Records for processing:
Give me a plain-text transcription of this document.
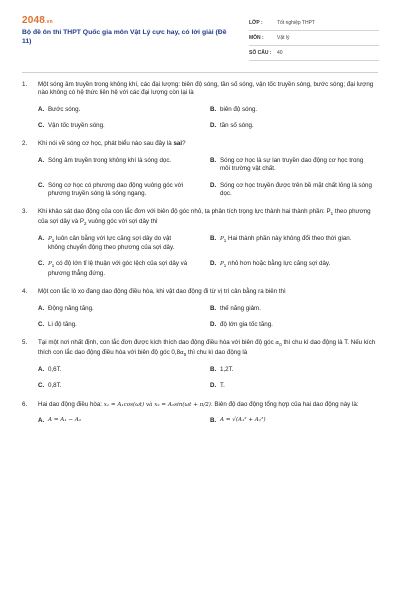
2048.vn
Bộ đề ôn thi THPT Quốc gia môn Vật Lý cực hay, có lời giải (Đề 11)
LỚP :	Tốt nghiệp THPT
MÔN :	Vật lý
SỐ CÂU :	40
1.	Một sóng âm truyền trong không khí, các đại lượng: biên độ sóng, tần số sóng, vận tốc truyền sóng, bước sóng; đại lượng nào không có hệ thức liên hệ với các đại lượng còn lại là
A. Bước sóng.	B. biên độ sóng.
C. Vận tốc truyền sóng.	D. tần số sóng.
2.	Khi nói về sóng cơ học, phát biểu nào sau đây là sai?
A. Sóng âm truyền trong không khí là sóng dọc.	B. Sóng cơ học là sự lan truyền dao động cơ học trong môi trường vật chất.
C. Sóng cơ học có phương dao động vuông góc với phương truyền sóng là sóng ngang.
D. Sóng cơ học truyền được trên bề mặt chất lỏng là sóng dọc.
3.	Khi khảo sát dao động của con lắc đơn với biên độ góc nhỏ, ta phân tích trọng lực thành hai thành phần: $P_1$ theo phương của sợi dây và $P_2$ vuông góc với sợi dây thì
A. $P_1$ luôn cân bằng với lực căng sợi dây do vật không chuyển động theo phương của sợi dây.
B. $P_1$ Hai thành phần này không đổi theo thời gian.
C. $P_1$ có độ lớn tỉ lệ thuận với góc lệch của sợi dây và phương thẳng đứng.
D. $P_1$ nhỏ hơn hoặc bằng lực căng sợi dây.
4.	Một con lắc lò xo đang dao động điều hòa, khi vật dao động đi từ vị trí cân bằng ra biên thì
A. Động năng tăng.	B. thế năng giảm.
C. Li độ tăng.	D. độ lớn gia tốc tăng.
5.	Tại một nơi nhất định, con lắc đơn được kích thích dao động điều hòa với biên độ góc $\alpha_0$ thì chu kì dao động là T. Nếu kích thích con lắc dao động điều hòa với biên độ góc $0,8\alpha_0$ thì chu kì dao động là
A. 0,6T.	B. 1,2T.
C. 0,8T.	D. T.
6.	Hai dao động điều hòa: x₁ = A₁cos(ωt) và x₂ = A₂sin(ωt + π/2). Biên độ dao động tổng hợp của hai dao động này là:
A. A = A₁ − A₂	B. A = √(A₁² + A₂²)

The request:
Copy every record above exactly, leaving out the pictures.

The result:
Give me a plain-text transcription of this document.
2048.vn
Bộ đề ôn thi THPT Quốc gia môn Vật Lý cực hay, có lời giải (Đề 11)
LỚP :	Tốt nghiệp THPT
MÔN :	Vật lý
SỐ CÂU :	40
1.	Một sóng âm truyền trong không khí, các đại lượng: biên độ sóng, tần số sóng, vận tốc truyền sóng, bước sóng; đại lượng nào không có hệ thức liên hệ với các đại lượng còn lại là
A. Bước sóng.	B. biên độ sóng.
C. Vận tốc truyền sóng.	D. tần số sóng.
2.	Khi nói về sóng cơ học, phát biểu nào sau đây là sai?
A. Sóng âm truyền trong không khí là sóng dọc.	B. Sóng cơ học là sự lan truyền dao động cơ học trong môi trường vật chất.
C. Sóng cơ học có phương dao động vuông góc với phương truyền sóng là sóng ngang.
D. Sóng cơ học truyền được trên bề mặt chất lỏng là sóng dọc.
3.	Khi khảo sát dao động của con lắc đơn với biên độ góc nhỏ, ta phân tích trọng lực thành hai thành phần: $P_1$ theo phương của sợi dây và $P_2$ vuông góc với sợi dây thì
A. $P_1$ luôn cân bằng với lực căng sợi dây do vật không chuyển động theo phương của sợi dây.
B. $P_1$ Hai thành phần này không đổi theo thời gian.
C. $P_1$ có độ lớn tỉ lệ thuận với góc lệch của sợi dây và phương thẳng đứng.
D. $P_1$ nhỏ hơn hoặc bằng lực căng sợi dây.
4.	Một con lắc lò xo đang dao động điều hòa, khi vật dao động đi từ vị trí cân bằng ra biên thì
A. Động năng tăng.	B. thế năng giảm.
C. Li độ tăng.	D. độ lớn gia tốc tăng.
5.	Tại một nơi nhất định, con lắc đơn được kích thích dao động điều hòa với biên độ góc $\alpha_0$ thì chu kì dao động là T. Nếu kích thích con lắc dao động điều hòa với biên độ góc $0,8\alpha_0$ thì chu kì dao động là
A. 0,6T.	B. 1,2T.
C. 0,8T.	D. T.
6.	Hai dao động điều hòa: x₁ = A₁cos(ωt) và x₂ = A₂sin(ωt + π/2). Biên độ dao động tổng hợp của hai dao động này là:
A. A = A₁ − A₂	B. A = √(A₁² + A₂²)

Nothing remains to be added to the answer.